What is needed is an exact reproduction of the listing, without its pictures.

*** Source information ***

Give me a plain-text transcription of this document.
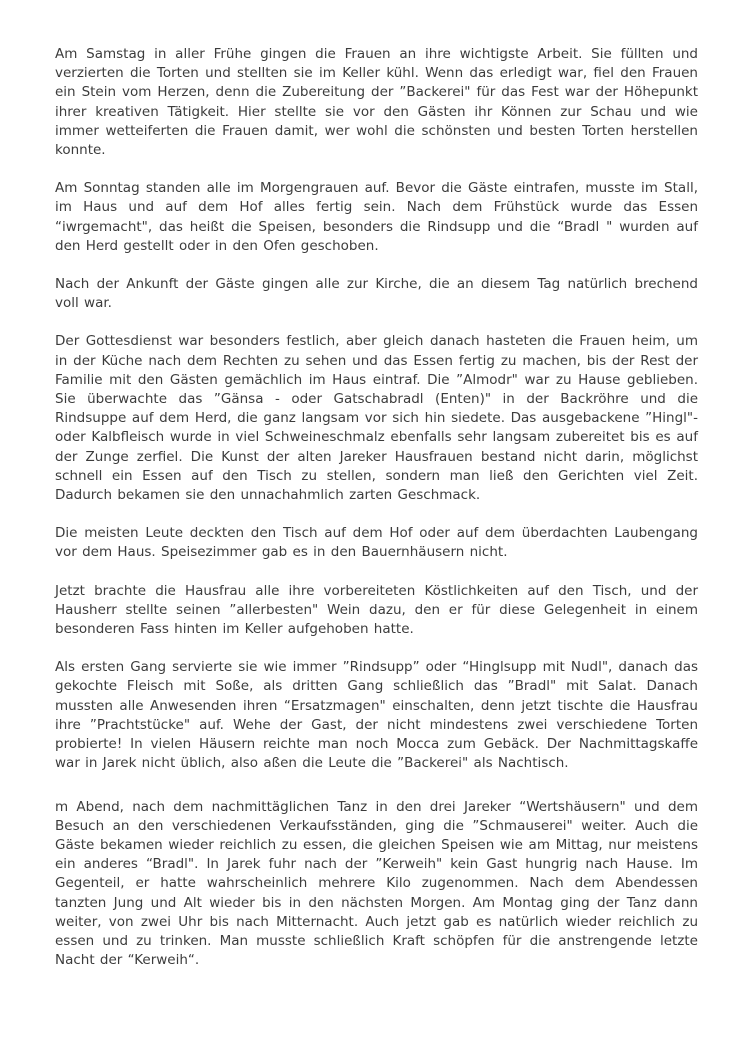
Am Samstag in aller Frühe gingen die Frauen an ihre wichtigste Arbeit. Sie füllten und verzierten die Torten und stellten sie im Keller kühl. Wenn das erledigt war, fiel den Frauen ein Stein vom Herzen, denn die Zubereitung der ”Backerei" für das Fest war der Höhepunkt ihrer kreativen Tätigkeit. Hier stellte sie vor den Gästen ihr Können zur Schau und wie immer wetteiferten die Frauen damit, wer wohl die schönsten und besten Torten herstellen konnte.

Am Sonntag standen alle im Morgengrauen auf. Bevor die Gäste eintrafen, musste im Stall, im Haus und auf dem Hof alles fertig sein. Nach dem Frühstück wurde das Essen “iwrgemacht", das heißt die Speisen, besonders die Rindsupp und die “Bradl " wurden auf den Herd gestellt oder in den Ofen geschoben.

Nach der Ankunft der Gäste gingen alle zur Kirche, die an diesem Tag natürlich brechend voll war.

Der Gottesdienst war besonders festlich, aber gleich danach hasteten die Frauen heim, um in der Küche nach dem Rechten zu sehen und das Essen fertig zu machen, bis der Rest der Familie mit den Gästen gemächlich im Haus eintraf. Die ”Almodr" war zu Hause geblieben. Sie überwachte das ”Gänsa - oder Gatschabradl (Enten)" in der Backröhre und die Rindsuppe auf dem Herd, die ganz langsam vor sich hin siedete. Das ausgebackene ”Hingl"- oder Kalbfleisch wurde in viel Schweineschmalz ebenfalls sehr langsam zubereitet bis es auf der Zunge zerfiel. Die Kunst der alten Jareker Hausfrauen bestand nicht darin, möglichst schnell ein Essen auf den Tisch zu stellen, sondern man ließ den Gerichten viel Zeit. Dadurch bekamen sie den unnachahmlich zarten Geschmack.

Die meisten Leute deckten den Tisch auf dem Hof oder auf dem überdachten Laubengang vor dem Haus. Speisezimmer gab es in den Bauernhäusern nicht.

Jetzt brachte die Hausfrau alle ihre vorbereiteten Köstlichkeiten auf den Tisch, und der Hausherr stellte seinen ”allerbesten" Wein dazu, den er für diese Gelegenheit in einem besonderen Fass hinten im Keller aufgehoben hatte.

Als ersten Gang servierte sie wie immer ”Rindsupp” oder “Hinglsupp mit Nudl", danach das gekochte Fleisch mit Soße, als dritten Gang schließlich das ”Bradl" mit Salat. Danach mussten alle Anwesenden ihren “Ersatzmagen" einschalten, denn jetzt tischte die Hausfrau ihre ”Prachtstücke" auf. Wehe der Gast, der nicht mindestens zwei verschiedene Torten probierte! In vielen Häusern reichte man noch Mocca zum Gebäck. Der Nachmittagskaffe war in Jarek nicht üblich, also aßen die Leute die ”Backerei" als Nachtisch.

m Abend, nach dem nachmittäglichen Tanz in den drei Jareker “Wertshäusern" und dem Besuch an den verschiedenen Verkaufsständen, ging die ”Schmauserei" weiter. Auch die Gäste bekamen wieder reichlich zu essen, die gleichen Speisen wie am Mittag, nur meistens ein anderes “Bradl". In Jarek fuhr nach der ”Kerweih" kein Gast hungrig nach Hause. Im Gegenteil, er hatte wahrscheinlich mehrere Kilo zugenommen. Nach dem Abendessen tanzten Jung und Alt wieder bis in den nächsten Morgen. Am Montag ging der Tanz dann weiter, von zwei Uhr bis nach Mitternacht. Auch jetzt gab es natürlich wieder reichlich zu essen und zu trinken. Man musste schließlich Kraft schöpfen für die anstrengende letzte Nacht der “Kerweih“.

*** End of Source information ***

• [Written solution]:
Give me a plain-text transcription of this document.
Am Samstag in aller Frühe gingen die Frauen an ihre wichtigste Arbeit. Sie füllten und verzierten die Torten und stellten sie im Keller kühl. Wenn das erledigt war, fiel den Frauen ein Stein vom Herzen, denn die Zubereitung der ”Backerei" für das Fest war der Höhepunkt ihrer kreativen Tätigkeit. Hier stellte sie vor den Gästen ihr Können zur Schau und wie immer wetteiferten die Frauen damit, wer wohl die schönsten und besten Torten herstellen konnte.

Am Sonntag standen alle im Morgengrauen auf. Bevor die Gäste eintrafen, musste im Stall, im Haus und auf dem Hof alles fertig sein. Nach dem Frühstück wurde das Essen “iwrgemacht", das heißt die Speisen, besonders die Rindsupp und die “Bradl " wurden auf den Herd gestellt oder in den Ofen geschoben.

Nach der Ankunft der Gäste gingen alle zur Kirche, die an diesem Tag natürlich brechend voll war.

Der Gottesdienst war besonders festlich, aber gleich danach hasteten die Frauen heim, um in der Küche nach dem Rechten zu sehen und das Essen fertig zu machen, bis der Rest der Familie mit den Gästen gemächlich im Haus eintraf. Die ”Almodr" war zu Hause geblieben. Sie überwachte das ”Gänsa - oder Gatschabradl (Enten)" in der Backröhre und die Rindsuppe auf dem Herd, die ganz langsam vor sich hin siedete. Das ausgebackene ”Hingl"- oder Kalbfleisch wurde in viel Schweineschmalz ebenfalls sehr langsam zubereitet bis es auf der Zunge zerfiel. Die Kunst der alten Jareker Hausfrauen bestand nicht darin, möglichst schnell ein Essen auf den Tisch zu stellen, sondern man ließ den Gerichten viel Zeit. Dadurch bekamen sie den unnachahmlich zarten Geschmack.

Die meisten Leute deckten den Tisch auf dem Hof oder auf dem überdachten Laubengang vor dem Haus. Speisezimmer gab es in den Bauernhäusern nicht.

Jetzt brachte die Hausfrau alle ihre vorbereiteten Köstlichkeiten auf den Tisch, und der Hausherr stellte seinen ”allerbesten" Wein dazu, den er für diese Gelegenheit in einem besonderen Fass hinten im Keller aufgehoben hatte.

Als ersten Gang servierte sie wie immer ”Rindsupp” oder “Hinglsupp mit Nudl", danach das gekochte Fleisch mit Soße, als dritten Gang schließlich das ”Bradl" mit Salat. Danach mussten alle Anwesenden ihren “Ersatzmagen" einschalten, denn jetzt tischte die Hausfrau ihre ”Prachtstücke" auf. Wehe der Gast, der nicht mindestens zwei verschiedene Torten probierte! In vielen Häusern reichte man noch Mocca zum Gebäck. Der Nachmittagskaffe war in Jarek nicht üblich, also aßen die Leute die ”Backerei" als Nachtisch.

m Abend, nach dem nachmittäglichen Tanz in den drei Jareker “Wertshäusern" und dem Besuch an den verschiedenen Verkaufsständen, ging die ”Schmauserei" weiter. Auch die Gäste bekamen wieder reichlich zu essen, die gleichen Speisen wie am Mittag, nur meistens ein anderes “Bradl". In Jarek fuhr nach der ”Kerweih" kein Gast hungrig nach Hause. Im Gegenteil, er hatte wahrscheinlich mehrere Kilo zugenommen. Nach dem Abendessen tanzten Jung und Alt wieder bis in den nächsten Morgen. Am Montag ging der Tanz dann weiter, von zwei Uhr bis nach Mitternacht. Auch jetzt gab es natürlich wieder reichlich zu essen und zu trinken. Man musste schließlich Kraft schöpfen für die anstrengende letzte Nacht der “Kerweih“.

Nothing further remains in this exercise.